#### Provided data
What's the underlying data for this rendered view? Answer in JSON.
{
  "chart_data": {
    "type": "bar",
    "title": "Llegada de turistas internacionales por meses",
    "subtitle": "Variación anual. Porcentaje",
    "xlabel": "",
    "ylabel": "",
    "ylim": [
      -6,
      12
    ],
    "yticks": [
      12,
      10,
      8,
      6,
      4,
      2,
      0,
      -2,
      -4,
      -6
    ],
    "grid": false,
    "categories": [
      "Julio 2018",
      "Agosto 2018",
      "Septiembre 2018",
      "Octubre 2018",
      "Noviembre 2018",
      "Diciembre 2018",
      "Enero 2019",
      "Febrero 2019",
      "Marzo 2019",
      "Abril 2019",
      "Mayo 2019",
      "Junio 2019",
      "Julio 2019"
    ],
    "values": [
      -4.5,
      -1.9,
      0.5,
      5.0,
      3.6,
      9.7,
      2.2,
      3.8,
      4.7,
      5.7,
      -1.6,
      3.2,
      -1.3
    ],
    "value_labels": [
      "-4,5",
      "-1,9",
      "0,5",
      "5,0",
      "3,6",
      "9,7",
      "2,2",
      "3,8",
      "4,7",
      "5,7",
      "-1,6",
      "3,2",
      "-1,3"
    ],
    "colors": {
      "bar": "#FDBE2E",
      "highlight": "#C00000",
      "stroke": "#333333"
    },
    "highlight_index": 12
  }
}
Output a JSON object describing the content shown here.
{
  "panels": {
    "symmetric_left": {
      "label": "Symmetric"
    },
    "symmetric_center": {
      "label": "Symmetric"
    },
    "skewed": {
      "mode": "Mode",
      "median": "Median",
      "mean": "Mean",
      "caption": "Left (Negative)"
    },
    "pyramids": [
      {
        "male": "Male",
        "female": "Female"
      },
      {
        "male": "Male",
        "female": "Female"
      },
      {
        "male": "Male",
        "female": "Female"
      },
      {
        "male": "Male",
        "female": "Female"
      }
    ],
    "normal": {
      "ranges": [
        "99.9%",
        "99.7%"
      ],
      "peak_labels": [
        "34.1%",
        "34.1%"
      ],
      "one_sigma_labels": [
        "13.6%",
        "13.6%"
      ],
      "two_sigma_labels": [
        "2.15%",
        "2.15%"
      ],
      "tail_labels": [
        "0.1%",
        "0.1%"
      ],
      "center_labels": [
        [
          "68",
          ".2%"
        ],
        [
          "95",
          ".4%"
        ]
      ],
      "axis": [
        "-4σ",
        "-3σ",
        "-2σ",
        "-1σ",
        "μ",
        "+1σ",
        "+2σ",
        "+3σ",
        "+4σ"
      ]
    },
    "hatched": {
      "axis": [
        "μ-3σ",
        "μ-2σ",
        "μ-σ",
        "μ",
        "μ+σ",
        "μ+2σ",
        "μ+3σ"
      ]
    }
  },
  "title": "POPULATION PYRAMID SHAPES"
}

#### Task brief
Extract, verbatim, the lines from the one containing "Output a JSON" through the last line of the listing above.

#### Answer to this exercise
Output a JSON object describing the content shown here.
{
  "panels": {
    "symmetric_left": {
      "label": "Symmetric"
    },
    "symmetric_center": {
      "label": "Symmetric"
    },
    "skewed": {
      "mode": "Mode",
      "median": "Median",
      "mean": "Mean",
      "caption": "Left (Negative)"
    },
    "pyramids": [
      {
        "male": "Male",
        "female": "Female"
      },
      {
        "male": "Male",
        "female": "Female"
      },
      {
        "male": "Male",
        "female": "Female"
      },
      {
        "male": "Male",
        "female": "Female"
      }
    ],
    "normal": {
      "ranges": [
        "99.9%",
        "99.7%"
      ],
      "peak_labels": [
        "34.1%",
        "34.1%"
      ],
      "one_sigma_labels": [
        "13.6%",
        "13.6%"
      ],
      "two_sigma_labels": [
        "2.15%",
        "2.15%"
      ],
      "tail_labels": [
        "0.1%",
        "0.1%"
      ],
      "center_labels": [
        [
          "68",
          ".2%"
        ],
        [
          "95",
          ".4%"
        ]
      ],
      "axis": [
        "-4σ",
        "-3σ",
        "-2σ",
        "-1σ",
        "μ",
        "+1σ",
        "+2σ",
        "+3σ",
        "+4σ"
      ]
    },
    "hatched": {
      "axis": [
        "μ-3σ",
        "μ-2σ",
        "μ-σ",
        "μ",
        "μ+σ",
        "μ+2σ",
        "μ+3σ"
      ]
    }
  },
  "title": "POPULATION PYRAMID SHAPES"
}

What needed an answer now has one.